[A block of data]
⁂

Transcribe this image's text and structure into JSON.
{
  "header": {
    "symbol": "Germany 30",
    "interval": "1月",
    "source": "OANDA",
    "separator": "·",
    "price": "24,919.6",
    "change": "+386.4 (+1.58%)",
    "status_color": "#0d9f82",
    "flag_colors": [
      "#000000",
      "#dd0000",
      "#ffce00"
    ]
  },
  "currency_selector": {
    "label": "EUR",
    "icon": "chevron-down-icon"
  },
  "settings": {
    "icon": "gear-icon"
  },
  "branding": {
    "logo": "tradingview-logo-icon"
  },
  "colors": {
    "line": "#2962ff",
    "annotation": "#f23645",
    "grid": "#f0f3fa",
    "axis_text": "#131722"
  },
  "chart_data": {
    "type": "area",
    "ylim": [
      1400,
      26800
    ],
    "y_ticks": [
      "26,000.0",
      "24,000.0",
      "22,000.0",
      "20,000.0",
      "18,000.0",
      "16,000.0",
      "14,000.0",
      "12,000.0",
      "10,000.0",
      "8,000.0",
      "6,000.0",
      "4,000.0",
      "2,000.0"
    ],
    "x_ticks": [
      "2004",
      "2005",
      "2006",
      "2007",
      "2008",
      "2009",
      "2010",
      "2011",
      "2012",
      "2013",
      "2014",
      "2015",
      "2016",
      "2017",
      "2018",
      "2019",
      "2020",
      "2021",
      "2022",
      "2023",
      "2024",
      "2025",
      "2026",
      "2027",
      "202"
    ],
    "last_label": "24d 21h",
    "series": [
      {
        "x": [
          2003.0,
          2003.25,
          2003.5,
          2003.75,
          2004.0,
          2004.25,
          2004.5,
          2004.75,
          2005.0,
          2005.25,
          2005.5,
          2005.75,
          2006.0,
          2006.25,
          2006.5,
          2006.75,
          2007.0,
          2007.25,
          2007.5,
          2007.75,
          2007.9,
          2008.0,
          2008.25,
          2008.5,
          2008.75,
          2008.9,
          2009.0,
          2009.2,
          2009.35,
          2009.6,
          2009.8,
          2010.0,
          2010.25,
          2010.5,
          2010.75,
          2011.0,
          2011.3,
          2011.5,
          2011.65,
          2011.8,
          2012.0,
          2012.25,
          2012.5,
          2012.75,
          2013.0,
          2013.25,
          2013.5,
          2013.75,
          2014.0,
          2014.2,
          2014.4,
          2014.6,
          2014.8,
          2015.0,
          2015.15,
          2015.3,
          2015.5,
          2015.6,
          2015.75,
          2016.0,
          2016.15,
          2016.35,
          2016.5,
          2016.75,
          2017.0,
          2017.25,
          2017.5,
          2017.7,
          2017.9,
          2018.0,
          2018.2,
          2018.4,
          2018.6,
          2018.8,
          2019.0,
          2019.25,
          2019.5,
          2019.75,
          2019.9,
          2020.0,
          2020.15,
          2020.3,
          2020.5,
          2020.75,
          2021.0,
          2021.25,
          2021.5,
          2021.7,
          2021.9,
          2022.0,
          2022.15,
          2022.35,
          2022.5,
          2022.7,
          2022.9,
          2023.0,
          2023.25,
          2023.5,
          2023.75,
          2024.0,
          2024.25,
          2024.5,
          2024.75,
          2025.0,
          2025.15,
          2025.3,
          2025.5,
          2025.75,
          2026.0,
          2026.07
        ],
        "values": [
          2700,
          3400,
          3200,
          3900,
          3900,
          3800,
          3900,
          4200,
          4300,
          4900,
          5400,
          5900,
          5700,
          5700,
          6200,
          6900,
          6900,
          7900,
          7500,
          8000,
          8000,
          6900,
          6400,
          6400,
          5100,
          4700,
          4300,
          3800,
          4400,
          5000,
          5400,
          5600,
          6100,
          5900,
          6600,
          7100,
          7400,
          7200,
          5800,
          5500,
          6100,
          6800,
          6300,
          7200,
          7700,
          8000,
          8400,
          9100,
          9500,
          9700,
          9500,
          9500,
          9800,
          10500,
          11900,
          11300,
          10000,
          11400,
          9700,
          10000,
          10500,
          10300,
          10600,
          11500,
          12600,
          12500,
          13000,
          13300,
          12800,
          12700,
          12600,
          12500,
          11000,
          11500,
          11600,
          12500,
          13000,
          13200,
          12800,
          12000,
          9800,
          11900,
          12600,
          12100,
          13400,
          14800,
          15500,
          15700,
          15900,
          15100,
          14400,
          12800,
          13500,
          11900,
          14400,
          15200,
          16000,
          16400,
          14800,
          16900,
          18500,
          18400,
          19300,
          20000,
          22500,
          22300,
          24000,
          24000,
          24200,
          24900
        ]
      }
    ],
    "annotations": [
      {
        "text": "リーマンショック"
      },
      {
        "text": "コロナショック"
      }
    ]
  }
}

⁂

Aim:
Your answer should be a single number: the count of lines in the data that include the word "icon".

Result of this task:
3